-------- Record list
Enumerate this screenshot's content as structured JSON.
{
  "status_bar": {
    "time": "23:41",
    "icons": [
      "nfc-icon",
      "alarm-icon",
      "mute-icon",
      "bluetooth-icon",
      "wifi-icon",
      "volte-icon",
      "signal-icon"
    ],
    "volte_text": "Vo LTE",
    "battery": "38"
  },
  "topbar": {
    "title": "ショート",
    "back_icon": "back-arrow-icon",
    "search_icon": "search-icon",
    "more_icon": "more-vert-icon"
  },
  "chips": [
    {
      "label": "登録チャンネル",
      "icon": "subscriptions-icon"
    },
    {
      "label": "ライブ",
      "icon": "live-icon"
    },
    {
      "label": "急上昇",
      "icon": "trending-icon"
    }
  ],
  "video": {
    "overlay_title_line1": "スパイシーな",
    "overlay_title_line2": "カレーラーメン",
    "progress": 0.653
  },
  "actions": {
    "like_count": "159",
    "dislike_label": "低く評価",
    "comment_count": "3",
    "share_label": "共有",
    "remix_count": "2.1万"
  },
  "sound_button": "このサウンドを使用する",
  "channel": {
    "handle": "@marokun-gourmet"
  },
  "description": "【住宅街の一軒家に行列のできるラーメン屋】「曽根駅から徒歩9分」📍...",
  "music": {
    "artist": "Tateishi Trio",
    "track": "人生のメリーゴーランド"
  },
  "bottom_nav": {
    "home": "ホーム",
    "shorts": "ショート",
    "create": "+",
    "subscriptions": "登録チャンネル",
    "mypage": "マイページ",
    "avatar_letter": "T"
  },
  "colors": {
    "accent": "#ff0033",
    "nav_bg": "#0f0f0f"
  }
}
----------------
> **To do**
Copy all of the data exactly.

> **Task solution**
Enumerate this screenshot's content as structured JSON.
{
  "status_bar": {
    "time": "23:41",
    "icons": [
      "nfc-icon",
      "alarm-icon",
      "mute-icon",
      "bluetooth-icon",
      "wifi-icon",
      "volte-icon",
      "signal-icon"
    ],
    "volte_text": "Vo LTE",
    "battery": "38"
  },
  "topbar": {
    "title": "ショート",
    "back_icon": "back-arrow-icon",
    "search_icon": "search-icon",
    "more_icon": "more-vert-icon"
  },
  "chips": [
    {
      "label": "登録チャンネル",
      "icon": "subscriptions-icon"
    },
    {
      "label": "ライブ",
      "icon": "live-icon"
    },
    {
      "label": "急上昇",
      "icon": "trending-icon"
    }
  ],
  "video": {
    "overlay_title_line1": "スパイシーな",
    "overlay_title_line2": "カレーラーメン",
    "progress": 0.653
  },
  "actions": {
    "like_count": "159",
    "dislike_label": "低く評価",
    "comment_count": "3",
    "share_label": "共有",
    "remix_count": "2.1万"
  },
  "sound_button": "このサウンドを使用する",
  "channel": {
    "handle": "@marokun-gourmet"
  },
  "description": "【住宅街の一軒家に行列のできるラーメン屋】「曽根駅から徒歩9分」📍...",
  "music": {
    "artist": "Tateishi Trio",
    "track": "人生のメリーゴーランド"
  },
  "bottom_nav": {
    "home": "ホーム",
    "shorts": "ショート",
    "create": "+",
    "subscriptions": "登録チャンネル",
    "mypage": "マイページ",
    "avatar_letter": "T"
  },
  "colors": {
    "accent": "#ff0033",
    "nav_bg": "#0f0f0f"
  }
}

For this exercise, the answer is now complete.